Extracted material »
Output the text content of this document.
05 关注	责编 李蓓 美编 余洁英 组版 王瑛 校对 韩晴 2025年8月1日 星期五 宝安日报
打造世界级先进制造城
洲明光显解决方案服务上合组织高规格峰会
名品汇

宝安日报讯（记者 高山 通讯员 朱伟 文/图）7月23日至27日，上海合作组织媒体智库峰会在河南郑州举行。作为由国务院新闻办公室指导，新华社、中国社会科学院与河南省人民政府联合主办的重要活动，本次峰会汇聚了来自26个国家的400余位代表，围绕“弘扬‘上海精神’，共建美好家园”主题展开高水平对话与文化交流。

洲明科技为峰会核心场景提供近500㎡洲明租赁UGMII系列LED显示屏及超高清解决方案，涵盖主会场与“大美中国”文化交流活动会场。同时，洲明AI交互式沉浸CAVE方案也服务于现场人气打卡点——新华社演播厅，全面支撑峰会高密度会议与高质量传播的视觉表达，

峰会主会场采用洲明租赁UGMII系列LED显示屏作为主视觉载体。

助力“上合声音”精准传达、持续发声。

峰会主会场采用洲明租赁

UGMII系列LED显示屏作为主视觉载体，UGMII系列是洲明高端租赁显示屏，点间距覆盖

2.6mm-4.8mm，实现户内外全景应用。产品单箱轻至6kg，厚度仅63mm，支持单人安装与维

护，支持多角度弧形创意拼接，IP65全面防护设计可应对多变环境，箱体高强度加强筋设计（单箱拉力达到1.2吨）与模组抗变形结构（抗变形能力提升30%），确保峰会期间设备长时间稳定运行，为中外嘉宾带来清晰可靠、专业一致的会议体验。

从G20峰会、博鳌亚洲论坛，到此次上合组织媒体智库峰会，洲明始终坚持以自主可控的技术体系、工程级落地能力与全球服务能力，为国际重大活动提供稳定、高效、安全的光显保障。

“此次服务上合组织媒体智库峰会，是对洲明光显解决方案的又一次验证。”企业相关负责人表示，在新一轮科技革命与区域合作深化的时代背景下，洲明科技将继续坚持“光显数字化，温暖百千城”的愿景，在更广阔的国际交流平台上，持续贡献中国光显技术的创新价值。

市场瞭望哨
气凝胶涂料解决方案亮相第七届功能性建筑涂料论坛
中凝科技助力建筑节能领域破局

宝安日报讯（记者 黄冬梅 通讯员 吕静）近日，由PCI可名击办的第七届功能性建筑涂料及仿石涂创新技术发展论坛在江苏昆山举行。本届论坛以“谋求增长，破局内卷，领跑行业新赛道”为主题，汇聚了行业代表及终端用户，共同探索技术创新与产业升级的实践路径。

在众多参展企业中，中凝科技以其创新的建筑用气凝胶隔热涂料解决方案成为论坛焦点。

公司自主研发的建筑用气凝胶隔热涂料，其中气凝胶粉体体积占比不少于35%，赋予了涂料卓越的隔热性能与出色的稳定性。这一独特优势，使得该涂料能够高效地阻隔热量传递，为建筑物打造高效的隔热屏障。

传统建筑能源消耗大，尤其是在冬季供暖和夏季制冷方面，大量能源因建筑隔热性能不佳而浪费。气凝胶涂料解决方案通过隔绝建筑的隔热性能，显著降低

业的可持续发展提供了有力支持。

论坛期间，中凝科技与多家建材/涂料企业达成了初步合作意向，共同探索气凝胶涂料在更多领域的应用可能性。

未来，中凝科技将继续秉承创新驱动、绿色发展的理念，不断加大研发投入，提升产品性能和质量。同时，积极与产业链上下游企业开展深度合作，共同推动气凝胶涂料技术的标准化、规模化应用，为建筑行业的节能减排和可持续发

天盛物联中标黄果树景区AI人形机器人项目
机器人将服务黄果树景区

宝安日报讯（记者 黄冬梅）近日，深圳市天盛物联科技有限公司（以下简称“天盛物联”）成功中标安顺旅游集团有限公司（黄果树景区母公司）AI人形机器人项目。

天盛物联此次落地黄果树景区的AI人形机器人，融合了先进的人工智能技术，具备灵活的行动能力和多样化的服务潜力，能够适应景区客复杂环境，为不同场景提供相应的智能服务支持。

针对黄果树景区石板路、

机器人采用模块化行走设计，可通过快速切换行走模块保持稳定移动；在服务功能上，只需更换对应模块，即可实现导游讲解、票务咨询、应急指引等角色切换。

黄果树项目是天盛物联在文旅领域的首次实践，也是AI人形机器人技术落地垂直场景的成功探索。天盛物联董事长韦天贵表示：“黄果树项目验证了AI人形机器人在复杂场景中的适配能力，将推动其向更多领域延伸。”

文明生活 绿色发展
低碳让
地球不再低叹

Your goal »
Give the count of lines in the listing above that include "宝安日报讯", with no other words.

Written reply »
3